Panguitch Loop Trip - October 2, 2019

Okay – I admit it. The mountain beat me, fair and square. I tried this trip 11 years ago, and though I failed to complete it then, I thought I could complete it this time.

The trip did not go as planned.

Nevertheless, it was a great adventure, with beautiful scenery, amazing geology, and interesting people, and experiences.

Here is the trip plan, with much more time budgeted for each segment (considering the big climbs), and done in a time of year when the heat is not a problem:

Each town listed in the left of the picture, was a planned stopover (except for the beginning, and end, in Panguitch, Utah).

The mileages planned for each day were as follows:

Begin Town

Distance (in miles

Climb (in feet)

End Town





























That was the plan.

Now here's what actually happened.

We're using recumbent bicycles, which Malcolm modified for cross-country use.

We really like these bicycles, with their comfortable seats, and no problems with sore hands on long trips. They also gear-down farther than our upright trip-bikes – to around 3 miles per hour, or even less. At that slow speed, there is some difficulty remaining balanced, so I don't think it would be useful for it to gear-down any lower.

* Written request 1:
In the listing, retype the lines starting at the one that contains "app-icon[interactable] [4, 2, 12, 10]" and ending after the one that contains "menu-bar: 文件(F) 编辑(E)", keeping every character unchanged.

* Supplied data:
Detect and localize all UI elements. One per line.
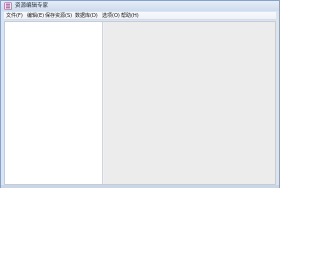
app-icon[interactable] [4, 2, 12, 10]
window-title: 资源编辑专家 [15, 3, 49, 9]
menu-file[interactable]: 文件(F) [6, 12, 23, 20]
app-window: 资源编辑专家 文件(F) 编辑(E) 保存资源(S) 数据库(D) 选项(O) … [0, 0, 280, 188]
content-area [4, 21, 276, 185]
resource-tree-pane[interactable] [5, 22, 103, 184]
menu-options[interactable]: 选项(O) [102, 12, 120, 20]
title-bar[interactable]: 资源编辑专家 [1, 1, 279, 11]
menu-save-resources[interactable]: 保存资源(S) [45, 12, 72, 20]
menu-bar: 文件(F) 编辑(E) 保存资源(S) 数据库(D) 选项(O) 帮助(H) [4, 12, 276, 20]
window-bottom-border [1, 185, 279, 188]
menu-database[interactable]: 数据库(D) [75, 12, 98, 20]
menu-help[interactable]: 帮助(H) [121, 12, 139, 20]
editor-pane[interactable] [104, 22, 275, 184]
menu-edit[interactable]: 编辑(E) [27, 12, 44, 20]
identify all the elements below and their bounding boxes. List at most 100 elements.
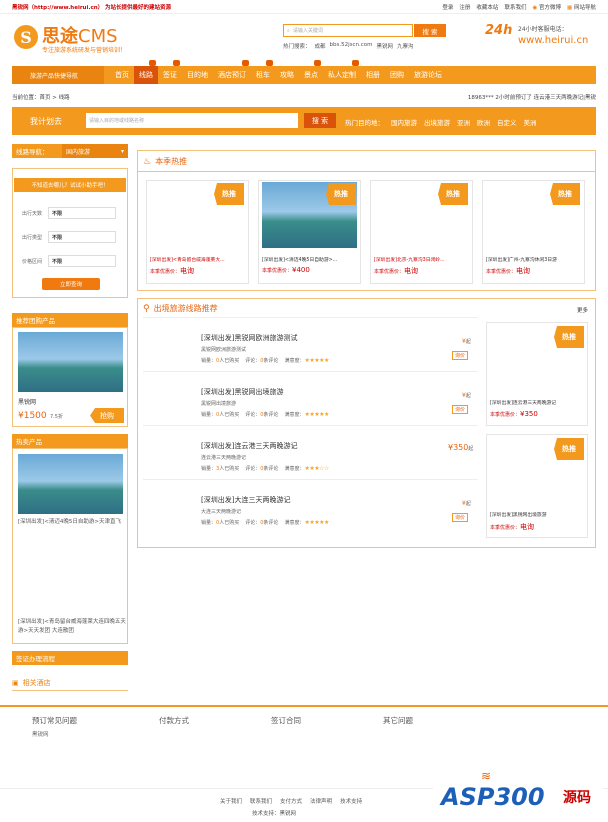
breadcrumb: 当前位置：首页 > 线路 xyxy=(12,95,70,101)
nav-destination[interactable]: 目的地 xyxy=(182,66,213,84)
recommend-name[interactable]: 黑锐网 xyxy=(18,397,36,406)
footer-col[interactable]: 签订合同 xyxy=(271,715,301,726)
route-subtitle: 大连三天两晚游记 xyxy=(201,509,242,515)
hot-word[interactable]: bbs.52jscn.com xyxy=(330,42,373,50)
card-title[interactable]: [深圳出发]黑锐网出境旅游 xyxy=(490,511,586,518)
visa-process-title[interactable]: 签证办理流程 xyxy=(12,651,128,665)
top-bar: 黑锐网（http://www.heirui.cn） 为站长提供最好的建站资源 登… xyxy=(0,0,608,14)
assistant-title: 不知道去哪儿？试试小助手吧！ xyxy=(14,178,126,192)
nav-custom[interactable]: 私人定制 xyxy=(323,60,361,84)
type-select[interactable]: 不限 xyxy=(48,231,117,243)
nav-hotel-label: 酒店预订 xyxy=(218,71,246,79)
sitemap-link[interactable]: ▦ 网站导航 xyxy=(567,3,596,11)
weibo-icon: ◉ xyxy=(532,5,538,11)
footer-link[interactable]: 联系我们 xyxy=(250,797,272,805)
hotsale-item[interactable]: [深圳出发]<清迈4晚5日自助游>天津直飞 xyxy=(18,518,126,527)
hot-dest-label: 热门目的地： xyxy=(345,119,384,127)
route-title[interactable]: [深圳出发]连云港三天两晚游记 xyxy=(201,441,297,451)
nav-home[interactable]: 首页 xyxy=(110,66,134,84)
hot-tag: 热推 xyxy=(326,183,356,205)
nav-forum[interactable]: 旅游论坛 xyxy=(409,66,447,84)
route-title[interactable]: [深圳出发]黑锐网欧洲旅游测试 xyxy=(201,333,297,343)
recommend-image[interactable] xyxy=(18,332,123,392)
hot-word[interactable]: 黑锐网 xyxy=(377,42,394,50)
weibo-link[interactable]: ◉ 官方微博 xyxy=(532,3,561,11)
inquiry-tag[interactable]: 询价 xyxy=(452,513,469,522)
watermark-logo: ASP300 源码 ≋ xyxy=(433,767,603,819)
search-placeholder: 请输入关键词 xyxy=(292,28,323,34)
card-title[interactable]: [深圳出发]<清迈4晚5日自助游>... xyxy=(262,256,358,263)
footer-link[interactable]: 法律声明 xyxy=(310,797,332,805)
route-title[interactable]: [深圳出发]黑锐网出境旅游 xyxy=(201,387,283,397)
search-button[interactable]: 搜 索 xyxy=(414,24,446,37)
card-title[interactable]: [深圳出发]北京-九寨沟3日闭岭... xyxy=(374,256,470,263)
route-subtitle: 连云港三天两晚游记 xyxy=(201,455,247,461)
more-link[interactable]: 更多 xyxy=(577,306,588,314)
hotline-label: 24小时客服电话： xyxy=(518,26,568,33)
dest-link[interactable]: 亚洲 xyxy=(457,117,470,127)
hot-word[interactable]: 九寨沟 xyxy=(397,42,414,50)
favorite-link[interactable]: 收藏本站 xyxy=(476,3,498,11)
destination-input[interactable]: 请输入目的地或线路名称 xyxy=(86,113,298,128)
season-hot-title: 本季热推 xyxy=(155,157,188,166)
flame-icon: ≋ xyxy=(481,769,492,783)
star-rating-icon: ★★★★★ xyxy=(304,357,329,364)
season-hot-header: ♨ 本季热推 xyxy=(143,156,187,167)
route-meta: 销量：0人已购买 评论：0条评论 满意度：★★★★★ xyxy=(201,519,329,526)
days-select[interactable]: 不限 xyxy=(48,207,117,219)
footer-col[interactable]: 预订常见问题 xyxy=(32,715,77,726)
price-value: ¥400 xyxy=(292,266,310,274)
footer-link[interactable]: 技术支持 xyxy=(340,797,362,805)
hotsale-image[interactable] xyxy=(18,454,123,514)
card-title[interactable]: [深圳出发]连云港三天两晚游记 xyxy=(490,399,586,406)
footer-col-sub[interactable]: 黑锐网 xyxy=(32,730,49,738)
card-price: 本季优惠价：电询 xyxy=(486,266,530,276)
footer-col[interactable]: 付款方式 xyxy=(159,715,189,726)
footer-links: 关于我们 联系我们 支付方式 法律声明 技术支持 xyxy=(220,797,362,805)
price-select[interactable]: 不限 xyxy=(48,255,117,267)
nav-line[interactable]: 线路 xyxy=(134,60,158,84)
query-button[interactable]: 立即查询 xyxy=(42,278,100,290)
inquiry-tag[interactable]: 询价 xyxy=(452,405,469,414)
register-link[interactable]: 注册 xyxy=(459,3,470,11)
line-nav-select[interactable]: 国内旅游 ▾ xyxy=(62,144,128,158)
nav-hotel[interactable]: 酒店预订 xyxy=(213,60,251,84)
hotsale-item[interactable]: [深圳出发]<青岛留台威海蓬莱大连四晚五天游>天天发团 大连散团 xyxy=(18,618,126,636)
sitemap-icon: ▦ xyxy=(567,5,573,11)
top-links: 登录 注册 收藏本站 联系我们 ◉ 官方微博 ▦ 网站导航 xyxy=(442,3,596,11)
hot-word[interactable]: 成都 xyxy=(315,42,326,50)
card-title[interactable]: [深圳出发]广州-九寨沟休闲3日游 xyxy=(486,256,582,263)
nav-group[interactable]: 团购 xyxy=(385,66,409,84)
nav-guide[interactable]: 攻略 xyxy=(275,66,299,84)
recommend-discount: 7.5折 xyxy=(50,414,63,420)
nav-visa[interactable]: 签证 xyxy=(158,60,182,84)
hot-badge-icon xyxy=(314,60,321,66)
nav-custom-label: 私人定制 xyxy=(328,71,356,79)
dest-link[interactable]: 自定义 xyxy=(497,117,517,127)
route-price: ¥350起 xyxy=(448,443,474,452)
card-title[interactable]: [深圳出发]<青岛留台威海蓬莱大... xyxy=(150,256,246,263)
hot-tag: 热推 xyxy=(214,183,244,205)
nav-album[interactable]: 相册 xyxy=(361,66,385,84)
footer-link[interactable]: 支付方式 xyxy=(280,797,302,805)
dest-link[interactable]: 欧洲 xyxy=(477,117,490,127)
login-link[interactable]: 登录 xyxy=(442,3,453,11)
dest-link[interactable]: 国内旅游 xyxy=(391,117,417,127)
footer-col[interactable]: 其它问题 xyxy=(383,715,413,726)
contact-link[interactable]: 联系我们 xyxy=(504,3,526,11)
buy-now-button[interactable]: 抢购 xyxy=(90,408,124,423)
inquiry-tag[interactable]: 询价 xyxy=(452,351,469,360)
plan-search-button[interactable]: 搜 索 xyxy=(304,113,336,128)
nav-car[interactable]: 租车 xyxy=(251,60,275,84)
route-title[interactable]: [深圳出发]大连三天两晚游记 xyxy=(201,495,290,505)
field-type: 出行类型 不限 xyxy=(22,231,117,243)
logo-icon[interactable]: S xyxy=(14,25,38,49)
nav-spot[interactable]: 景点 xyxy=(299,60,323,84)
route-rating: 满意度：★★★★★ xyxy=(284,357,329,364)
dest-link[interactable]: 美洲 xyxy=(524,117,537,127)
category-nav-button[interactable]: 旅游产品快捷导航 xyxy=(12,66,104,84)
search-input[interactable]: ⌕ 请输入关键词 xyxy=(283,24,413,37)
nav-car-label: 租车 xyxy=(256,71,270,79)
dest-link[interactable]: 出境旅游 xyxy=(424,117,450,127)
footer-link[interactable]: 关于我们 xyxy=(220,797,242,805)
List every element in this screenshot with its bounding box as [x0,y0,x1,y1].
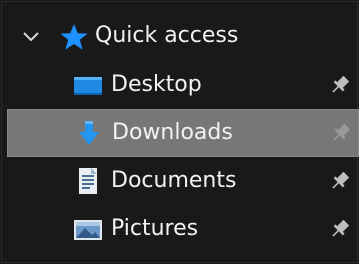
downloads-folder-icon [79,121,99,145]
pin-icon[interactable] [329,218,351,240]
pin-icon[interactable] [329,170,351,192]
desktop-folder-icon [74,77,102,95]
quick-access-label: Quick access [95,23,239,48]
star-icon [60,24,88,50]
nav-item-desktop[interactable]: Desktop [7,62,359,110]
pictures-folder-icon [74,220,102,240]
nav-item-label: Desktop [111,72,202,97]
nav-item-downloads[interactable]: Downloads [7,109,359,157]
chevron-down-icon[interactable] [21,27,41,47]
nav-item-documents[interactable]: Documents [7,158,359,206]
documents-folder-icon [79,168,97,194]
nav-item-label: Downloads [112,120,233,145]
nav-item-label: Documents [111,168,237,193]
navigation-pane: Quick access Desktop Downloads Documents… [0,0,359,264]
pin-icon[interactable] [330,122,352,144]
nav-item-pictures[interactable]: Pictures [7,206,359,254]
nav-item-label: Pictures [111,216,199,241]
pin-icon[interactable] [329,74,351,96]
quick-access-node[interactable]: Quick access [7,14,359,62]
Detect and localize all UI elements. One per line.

* Written request 2:
Echo the Panguitch Loop trip report in full, reproducing it word for word.

* Task response 1:
app-icon[interactable] [4, 2, 12, 10]
window-title: 资源编辑专家 [15, 3, 49, 9]
menu-file[interactable]: 文件(F) [6, 12, 23, 20]
app-window: 资源编辑专家 文件(F) 编辑(E) 保存资源(S) 数据库(D) 选项(O) … [0, 0, 280, 188]
content-area [4, 21, 276, 185]
resource-tree-pane[interactable] [5, 22, 103, 184]
menu-options[interactable]: 选项(O) [102, 12, 120, 20]
title-bar[interactable]: 资源编辑专家 [1, 1, 279, 11]
menu-save-resources[interactable]: 保存资源(S) [45, 12, 72, 20]
menu-bar: 文件(F) 编辑(E) 保存资源(S) 数据库(D) 选项(O) 帮助(H) [4, 12, 276, 20]

* Task response 2:
Panguitch Loop Trip - October 2, 2019

Okay – I admit it. The mountain beat me, fair and square. I tried this trip 11 years ago, and though I failed to complete it then, I thought I could complete it this time.

The trip did not go as planned.

Nevertheless, it was a great adventure, with beautiful scenery, amazing geology, and interesting people, and experiences.

Here is the trip plan, with much more time budgeted for each segment (considering the big climbs), and done in a time of year when the heat is not a problem:

Each town listed in the left of the picture, was a planned stopover (except for the beginning, and end, in Panguitch, Utah).

The mileages planned for each day were as follows:

Begin Town

Distance (in miles

Climb (in feet)

End Town





























That was the plan.

Now here's what actually happened.

We're using recumbent bicycles, which Malcolm modified for cross-country use.

We really like these bicycles, with their comfortable seats, and no problems with sore hands on long trips. They also gear-down farther than our upright trip-bikes – to around 3 miles per hour, or even less. At that slow speed, there is some difficulty remaining balanced, so I don't think it would be useful for it to gear-down any lower.